begin

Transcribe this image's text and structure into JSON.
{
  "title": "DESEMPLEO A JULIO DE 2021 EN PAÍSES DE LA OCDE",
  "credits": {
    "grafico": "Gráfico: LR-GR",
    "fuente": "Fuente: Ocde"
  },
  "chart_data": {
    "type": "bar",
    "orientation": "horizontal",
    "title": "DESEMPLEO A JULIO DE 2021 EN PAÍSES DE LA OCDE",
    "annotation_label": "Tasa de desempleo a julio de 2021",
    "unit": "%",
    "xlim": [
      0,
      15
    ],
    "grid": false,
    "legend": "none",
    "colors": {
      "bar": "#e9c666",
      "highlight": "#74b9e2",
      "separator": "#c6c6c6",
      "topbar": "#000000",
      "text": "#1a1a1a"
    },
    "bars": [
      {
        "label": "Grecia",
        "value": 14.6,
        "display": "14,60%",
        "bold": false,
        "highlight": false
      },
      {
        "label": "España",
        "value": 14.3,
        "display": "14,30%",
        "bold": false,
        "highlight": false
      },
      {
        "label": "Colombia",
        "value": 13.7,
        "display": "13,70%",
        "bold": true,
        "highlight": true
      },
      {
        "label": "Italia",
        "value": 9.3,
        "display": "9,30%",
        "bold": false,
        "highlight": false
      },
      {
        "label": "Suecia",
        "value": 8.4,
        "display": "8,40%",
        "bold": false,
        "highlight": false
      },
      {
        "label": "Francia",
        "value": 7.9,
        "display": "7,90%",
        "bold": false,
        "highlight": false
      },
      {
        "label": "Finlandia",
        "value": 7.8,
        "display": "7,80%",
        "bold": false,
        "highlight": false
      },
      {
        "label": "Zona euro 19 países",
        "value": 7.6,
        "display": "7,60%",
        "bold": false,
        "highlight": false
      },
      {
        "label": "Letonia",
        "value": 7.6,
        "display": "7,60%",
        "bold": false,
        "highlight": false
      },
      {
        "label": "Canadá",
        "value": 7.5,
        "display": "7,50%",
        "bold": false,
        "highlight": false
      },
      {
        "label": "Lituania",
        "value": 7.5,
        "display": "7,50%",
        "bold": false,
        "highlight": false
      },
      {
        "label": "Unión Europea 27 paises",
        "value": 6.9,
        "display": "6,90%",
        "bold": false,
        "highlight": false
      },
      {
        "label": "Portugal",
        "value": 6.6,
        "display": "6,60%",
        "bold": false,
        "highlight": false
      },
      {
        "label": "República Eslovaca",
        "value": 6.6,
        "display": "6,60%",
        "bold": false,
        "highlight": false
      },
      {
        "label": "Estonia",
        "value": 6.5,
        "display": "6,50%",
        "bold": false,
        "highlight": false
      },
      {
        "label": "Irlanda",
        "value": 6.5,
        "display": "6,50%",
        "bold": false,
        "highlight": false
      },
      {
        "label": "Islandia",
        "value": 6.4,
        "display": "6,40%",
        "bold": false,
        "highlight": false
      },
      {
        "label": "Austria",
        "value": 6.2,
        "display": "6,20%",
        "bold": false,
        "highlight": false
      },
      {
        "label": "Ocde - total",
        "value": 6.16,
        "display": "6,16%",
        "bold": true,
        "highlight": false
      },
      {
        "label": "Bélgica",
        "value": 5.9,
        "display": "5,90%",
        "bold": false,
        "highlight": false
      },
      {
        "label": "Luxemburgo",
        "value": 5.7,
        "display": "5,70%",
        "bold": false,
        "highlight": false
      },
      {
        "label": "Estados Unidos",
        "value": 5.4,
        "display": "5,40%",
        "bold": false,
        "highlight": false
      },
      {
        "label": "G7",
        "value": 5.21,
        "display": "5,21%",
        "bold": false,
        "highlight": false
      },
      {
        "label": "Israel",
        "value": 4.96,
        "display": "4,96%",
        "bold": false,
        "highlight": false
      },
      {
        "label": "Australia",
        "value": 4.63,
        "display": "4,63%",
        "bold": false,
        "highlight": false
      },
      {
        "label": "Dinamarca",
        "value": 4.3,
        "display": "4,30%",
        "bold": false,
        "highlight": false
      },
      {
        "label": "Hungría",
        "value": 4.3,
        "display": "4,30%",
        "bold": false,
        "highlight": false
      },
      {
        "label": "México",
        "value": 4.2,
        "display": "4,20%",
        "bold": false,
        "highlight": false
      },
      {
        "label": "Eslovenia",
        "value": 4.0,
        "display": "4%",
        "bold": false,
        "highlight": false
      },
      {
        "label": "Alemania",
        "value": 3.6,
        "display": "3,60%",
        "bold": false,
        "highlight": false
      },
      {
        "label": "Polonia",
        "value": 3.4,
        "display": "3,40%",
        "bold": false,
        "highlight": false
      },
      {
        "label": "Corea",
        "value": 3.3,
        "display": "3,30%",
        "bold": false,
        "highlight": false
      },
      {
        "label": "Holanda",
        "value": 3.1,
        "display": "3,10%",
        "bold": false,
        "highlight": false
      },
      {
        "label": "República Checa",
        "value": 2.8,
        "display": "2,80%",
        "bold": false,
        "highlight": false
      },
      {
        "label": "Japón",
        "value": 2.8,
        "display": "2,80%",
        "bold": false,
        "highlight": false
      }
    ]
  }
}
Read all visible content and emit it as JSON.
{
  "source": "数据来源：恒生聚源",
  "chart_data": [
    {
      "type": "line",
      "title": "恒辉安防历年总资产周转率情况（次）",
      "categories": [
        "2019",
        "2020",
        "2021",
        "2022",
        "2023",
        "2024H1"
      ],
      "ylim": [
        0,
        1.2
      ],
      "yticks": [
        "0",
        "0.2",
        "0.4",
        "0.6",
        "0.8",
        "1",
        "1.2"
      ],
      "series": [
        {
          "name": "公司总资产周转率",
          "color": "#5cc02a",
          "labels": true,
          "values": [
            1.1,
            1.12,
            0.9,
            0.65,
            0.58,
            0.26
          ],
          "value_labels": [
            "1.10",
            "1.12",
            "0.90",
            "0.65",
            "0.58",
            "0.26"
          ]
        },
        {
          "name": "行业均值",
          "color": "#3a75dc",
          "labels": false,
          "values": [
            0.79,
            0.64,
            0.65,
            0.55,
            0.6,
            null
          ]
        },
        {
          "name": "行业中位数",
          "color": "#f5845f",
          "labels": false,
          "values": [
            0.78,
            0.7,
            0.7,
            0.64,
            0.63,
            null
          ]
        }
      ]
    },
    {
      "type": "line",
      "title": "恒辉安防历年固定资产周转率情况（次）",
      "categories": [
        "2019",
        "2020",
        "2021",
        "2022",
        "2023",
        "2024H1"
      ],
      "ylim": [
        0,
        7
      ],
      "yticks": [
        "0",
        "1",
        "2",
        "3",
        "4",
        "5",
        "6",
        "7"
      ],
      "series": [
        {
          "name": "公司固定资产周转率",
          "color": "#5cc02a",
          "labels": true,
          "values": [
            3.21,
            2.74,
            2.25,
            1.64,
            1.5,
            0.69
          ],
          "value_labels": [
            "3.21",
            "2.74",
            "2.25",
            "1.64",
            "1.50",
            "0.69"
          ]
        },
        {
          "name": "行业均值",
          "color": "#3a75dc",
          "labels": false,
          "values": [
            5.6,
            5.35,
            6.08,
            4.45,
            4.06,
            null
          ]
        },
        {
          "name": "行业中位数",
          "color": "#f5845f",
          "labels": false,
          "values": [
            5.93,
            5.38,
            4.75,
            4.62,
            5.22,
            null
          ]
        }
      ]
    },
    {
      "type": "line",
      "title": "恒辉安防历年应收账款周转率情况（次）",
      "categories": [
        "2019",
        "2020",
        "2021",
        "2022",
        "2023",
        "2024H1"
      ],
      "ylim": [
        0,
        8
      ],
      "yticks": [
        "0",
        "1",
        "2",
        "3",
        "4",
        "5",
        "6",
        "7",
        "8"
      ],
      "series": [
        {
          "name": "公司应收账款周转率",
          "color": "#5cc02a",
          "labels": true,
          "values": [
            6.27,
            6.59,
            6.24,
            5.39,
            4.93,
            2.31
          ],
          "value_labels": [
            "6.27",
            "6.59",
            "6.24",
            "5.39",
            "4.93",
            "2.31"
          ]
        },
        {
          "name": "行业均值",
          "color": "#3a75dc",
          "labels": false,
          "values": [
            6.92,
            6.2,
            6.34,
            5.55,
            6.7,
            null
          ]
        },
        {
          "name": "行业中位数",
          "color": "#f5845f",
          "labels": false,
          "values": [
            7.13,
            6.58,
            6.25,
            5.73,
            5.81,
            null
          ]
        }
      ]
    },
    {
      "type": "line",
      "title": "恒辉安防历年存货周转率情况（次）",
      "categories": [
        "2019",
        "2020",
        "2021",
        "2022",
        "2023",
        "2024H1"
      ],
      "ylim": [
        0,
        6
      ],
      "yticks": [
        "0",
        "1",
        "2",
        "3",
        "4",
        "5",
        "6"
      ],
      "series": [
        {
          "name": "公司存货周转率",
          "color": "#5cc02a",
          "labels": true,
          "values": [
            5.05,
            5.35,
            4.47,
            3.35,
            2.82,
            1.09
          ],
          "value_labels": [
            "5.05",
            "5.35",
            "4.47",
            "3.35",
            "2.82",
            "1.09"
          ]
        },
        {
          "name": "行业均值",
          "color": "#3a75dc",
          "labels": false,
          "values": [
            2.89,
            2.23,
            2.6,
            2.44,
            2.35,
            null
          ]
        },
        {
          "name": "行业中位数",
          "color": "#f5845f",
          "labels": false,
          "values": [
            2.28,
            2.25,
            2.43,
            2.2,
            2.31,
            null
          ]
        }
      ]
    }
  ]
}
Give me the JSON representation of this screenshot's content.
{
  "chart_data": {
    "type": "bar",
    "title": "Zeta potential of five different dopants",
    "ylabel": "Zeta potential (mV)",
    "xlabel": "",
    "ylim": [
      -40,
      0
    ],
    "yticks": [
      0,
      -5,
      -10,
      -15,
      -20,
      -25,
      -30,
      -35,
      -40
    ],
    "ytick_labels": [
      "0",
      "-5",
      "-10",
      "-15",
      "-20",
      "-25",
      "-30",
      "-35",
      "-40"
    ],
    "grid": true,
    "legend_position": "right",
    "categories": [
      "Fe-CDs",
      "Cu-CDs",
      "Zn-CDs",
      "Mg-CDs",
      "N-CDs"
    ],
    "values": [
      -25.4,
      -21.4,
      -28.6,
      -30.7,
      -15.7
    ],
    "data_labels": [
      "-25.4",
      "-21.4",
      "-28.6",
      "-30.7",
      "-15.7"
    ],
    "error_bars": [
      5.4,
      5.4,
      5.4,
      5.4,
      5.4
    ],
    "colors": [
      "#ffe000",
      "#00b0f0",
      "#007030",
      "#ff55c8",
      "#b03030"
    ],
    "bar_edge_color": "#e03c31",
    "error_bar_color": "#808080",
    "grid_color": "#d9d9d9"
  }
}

end

What you need to do:
Copy every line of the listing containing the string "República".

Final result:
        "label": "República Eslovaca",
        "label": "República Checa",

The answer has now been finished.